▸ TEKS BACAAN
§

MAKNA HALAL BI HALAL
Oleh Rohmat Teguh Nugroho, S.Pd.
Halal bi Halal itu adalah menyinergikan hubungan baik dengan Allah
dan sesama, bukan yang lain
Ada sebuah tradisi kreatif khas masyarakat Muslim
Tanah Air, yaitu Halal bi Halal. Satu kebiasaan
yang hanya ada di negeri kita. Halal bi Halal muncul sebagai ungkapan saling
menghalalkan kesalahan dan kekhilafan. Saling memaafkan satu sama lain. Setiap
orang sadar tidak ada yang lepas dari kesalahan. Manusia tempatnya salah dan
lupa. Idul Fitri dengan kegiatan Halal bi Halal-nya, membuat umat
Islam melebur kesalahannya dengan berbagi maaf tanpa sekat yang membatasi.

§

▸ BARIS CATATAN
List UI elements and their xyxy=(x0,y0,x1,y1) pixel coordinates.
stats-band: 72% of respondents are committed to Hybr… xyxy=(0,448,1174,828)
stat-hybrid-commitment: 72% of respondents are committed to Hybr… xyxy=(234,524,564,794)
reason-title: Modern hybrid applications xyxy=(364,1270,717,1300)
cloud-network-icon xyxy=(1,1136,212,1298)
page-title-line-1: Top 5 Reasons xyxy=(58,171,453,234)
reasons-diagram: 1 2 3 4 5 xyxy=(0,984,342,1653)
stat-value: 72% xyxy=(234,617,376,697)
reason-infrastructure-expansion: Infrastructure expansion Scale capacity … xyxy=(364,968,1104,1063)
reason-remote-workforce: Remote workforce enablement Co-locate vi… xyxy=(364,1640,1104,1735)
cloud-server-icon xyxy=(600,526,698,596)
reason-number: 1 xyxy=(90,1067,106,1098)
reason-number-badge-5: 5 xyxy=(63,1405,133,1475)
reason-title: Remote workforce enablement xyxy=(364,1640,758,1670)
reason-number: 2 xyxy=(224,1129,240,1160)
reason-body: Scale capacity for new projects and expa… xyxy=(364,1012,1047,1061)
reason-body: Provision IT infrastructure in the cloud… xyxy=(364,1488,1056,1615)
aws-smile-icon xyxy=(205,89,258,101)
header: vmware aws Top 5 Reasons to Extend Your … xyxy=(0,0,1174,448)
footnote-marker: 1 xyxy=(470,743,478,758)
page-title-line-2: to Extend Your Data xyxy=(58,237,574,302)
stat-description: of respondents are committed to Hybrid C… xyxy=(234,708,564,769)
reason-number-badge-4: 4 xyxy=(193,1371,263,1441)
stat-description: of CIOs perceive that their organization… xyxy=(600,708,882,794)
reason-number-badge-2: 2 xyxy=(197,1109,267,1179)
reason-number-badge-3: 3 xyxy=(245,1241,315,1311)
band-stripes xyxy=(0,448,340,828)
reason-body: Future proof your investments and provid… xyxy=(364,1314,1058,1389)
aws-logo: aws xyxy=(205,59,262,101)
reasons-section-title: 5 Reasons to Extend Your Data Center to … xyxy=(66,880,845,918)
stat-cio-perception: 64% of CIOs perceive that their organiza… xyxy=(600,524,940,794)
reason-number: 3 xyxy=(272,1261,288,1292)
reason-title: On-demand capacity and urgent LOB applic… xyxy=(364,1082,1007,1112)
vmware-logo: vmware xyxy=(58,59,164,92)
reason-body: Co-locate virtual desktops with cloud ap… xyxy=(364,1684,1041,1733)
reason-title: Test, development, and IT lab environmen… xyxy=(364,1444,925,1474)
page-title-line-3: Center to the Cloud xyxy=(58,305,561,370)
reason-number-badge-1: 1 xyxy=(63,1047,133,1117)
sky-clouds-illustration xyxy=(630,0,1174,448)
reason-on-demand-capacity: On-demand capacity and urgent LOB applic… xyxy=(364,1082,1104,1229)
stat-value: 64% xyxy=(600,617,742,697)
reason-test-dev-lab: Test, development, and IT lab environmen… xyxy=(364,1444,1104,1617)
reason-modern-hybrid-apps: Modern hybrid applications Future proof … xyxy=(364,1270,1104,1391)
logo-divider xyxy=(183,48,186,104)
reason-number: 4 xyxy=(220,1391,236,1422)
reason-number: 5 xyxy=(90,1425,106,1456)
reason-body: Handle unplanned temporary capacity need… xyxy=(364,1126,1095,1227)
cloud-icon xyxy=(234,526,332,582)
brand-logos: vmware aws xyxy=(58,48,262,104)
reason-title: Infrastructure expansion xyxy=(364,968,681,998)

§

▸ TUGAS YANG DIKERJAKAN
**a)** Menurut bacaan tentang Halal bi Halal, Halal bi Halal muncul sebagai ungkapan apa?
**b)** Tentukan apakah setiap pernyataan berikut sesuai dengan bacaan tentang Halal bi Halal, lalu kutip kata-kata bacaan yang menjadi dasarnya.
(i) Halal bi Halal adalah tradisi khas masyarakat Muslim Tanah Air.
(ii) Kebiasaan Halal bi Halal juga terdapat di banyak negeri lain.
(iii) Setiap orang sadar bahwa tidak ada yang lepas dari kesalahan.
**c)** Salin kata demi kata bagian bacaan tentang Halal bi Halal, mulai dari "Halal bi Halal itu" sampai dengan "sekat yang membatasi.".

▸ JAWABAN SETIAP TUGAS
**a)** Halal bi Halal muncul sebagai ungkapan saling menghalalkan kesalahan dan kekhilafan.

**b)**
(i) Ya: "Ada sebuah tradisi kreatif khas masyarakat Muslim Tanah Air, yaitu Halal bi Halal."
(ii) Tidak: "Satu kebiasaan yang hanya ada di negeri kita."
(iii) Ya: "Setiap orang sadar tidak ada yang lepas dari kesalahan."

**c)**
Halal bi Halal itu adalah menyinergikan hubungan baik dengan Allah
dan sesama, bukan yang lain
Ada sebuah tradisi kreatif khas masyarakat Muslim
Tanah Air, yaitu Halal bi Halal. Satu kebiasaan
yang hanya ada di negeri kita. Halal bi Halal muncul sebagai ungkapan saling
menghalalkan kesalahan dan kekhilafan. Saling memaafkan satu sama lain. Setiap
orang sadar tidak ada yang lepas dari kesalahan. Manusia tempatnya salah dan
lupa. Idul Fitri dengan kegiatan Halal bi Halal-nya, membuat umat
Islam melebur kesalahannya dengan berbagi maaf tanpa sekat yang membatasi.